- _TASK REQUIREMENTS_:
A - Extract the passage of the P2P data analysis notebook text between "# P2P (Procure" and "in ERP space.", inclusive.
B - In the P2P data analysis notebook text, which programming language is used for the analysis and predictive analytics?

- _EXERCISE TEXT_:
--- --- ---
# P2P (Procure to Pay) Data Analysis & Visualization, Machine Learning Predictive Analytics using Julia Language

This is **Part - 3** of 3 ERP Data analysis notebooks.
- Part 1 - General Ledger, Data Science Basics
- Part 2 - General Ledger Data Analysis & Visualization
- Part 3 - P2P (Procure to Pay) Data Analysis & Visualization

**Related blogs:**
    
- [Web-scrapping, Web automation using Julia Language](https://amit-shukla.medium.com/web-scrapping-web-automation-using-julia-language-2c473db84fbc)
- Working with ODBC, ORM, XML, JSON, PDF, TXT, CSV, XLS
- Working with PDF documents, Image Scanner, OCR Reader

**Target Audience:** This notebook, is meant for ERP consultants, IT Developers, Finance, Supply chain, HR & CRM managers, executive leaders or anyone curious to implement data science concepts in ERP space.
--- --- ---
- _EXTRACTED INFORMATION_:
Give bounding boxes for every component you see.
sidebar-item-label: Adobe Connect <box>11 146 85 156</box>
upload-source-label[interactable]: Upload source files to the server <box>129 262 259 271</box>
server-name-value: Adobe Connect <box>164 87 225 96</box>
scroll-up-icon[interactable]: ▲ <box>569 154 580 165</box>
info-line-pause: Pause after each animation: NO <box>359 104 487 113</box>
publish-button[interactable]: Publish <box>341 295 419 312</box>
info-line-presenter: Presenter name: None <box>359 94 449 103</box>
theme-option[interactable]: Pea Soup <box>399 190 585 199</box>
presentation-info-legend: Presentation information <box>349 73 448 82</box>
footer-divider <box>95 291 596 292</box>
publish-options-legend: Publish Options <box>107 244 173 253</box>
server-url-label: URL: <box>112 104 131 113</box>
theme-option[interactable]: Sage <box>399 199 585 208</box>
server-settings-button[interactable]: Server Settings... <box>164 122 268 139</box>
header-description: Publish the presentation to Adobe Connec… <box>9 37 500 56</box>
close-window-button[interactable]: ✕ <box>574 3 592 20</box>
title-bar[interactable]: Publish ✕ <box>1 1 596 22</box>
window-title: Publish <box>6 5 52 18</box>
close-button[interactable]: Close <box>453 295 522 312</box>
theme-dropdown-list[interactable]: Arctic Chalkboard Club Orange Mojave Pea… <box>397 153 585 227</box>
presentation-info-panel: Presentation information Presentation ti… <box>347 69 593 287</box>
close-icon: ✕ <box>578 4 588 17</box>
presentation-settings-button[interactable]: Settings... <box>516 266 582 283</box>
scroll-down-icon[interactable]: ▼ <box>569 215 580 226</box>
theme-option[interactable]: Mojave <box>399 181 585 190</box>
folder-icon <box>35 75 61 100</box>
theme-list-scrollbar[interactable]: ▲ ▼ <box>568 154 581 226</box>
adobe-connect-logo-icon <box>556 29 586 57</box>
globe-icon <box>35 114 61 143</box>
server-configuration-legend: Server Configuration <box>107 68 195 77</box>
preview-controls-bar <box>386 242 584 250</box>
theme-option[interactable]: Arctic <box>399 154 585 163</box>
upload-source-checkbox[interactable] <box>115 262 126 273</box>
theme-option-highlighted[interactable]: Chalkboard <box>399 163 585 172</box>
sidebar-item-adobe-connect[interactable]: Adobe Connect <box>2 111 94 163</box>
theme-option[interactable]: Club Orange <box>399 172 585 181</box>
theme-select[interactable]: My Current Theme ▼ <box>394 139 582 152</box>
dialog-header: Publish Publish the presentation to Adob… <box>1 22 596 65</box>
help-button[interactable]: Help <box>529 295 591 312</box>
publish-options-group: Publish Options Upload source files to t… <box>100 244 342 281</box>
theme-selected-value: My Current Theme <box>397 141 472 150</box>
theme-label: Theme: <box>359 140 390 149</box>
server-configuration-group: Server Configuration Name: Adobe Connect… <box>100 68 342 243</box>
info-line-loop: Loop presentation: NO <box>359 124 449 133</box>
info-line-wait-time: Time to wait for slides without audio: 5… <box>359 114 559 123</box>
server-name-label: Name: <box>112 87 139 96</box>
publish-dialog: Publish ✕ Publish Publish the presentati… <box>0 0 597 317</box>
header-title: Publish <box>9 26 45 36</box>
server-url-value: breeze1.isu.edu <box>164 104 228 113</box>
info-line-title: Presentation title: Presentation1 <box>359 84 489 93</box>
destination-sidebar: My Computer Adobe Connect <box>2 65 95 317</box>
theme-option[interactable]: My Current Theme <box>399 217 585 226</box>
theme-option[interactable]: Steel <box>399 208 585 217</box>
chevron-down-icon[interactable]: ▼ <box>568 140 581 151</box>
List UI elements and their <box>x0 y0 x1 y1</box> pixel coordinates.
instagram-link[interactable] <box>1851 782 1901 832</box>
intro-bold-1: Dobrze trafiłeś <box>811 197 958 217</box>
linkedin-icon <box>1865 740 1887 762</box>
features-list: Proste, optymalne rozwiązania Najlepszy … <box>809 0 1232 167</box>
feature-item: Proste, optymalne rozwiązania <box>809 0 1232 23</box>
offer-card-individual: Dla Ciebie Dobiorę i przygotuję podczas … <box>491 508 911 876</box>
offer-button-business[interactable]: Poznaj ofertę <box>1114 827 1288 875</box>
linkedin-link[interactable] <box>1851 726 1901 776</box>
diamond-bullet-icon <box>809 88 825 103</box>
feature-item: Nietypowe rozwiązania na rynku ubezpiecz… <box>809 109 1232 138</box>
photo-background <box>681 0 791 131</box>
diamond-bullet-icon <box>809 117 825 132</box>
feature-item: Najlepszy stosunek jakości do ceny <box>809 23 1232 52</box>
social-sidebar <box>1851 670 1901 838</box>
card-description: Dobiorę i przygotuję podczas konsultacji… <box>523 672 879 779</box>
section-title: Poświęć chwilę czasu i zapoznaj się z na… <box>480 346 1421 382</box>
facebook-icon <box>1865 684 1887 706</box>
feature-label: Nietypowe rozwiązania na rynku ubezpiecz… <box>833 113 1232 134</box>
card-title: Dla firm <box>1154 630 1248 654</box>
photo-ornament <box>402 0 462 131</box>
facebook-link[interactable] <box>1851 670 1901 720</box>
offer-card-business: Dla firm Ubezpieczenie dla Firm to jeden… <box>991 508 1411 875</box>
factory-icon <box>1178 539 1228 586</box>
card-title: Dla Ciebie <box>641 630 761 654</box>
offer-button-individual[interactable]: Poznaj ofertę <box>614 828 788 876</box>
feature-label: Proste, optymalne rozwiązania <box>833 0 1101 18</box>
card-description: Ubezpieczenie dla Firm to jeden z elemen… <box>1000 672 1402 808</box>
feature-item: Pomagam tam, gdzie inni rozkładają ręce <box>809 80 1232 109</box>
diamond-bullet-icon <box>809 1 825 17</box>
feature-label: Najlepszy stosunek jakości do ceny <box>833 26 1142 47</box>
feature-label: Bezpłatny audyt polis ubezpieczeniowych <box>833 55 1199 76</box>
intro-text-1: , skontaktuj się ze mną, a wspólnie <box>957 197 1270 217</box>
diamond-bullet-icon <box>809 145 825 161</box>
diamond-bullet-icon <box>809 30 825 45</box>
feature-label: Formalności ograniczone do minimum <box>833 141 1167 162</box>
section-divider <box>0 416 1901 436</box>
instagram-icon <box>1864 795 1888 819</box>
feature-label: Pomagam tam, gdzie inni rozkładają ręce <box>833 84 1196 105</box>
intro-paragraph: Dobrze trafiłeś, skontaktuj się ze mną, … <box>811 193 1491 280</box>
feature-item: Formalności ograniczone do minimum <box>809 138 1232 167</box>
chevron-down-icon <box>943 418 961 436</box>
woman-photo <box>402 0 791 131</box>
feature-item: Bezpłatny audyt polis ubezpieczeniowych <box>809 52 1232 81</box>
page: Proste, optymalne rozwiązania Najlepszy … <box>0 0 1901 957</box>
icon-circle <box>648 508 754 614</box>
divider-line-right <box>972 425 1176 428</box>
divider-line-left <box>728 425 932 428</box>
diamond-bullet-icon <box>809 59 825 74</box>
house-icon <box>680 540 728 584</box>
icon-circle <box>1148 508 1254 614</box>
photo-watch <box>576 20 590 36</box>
--- --- ---
- _EXERCISE SOLUTIONS_:
A -
# P2P (Procure to Pay) Data Analysis & Visualization, Machine Learning Predictive Analytics using Julia Language

This is **Part - 3** of 3 ERP Data analysis notebooks.
- Part 1 - General Ledger, Data Science Basics
- Part 2 - General Ledger Data Analysis & Visualization
- Part 3 - P2P (Procure to Pay) Data Analysis & Visualization

**Related blogs:**
    
- [Web-scrapping, Web automation using Julia Language](https://amit-shukla.medium.com/web-scrapping-web-automation-using-julia-language-2c473db84fbc)
- Working with ODBC, ORM, XML, JSON, PDF, TXT, CSV, XLS
- Working with PDF documents, Image Scanner, OCR Reader

**Target Audience:** This notebook, is meant for ERP consultants, IT Developers, Finance, Supply chain, HR & CRM managers, executive leaders or anyone curious to implement data science concepts in ERP space.

B - Julia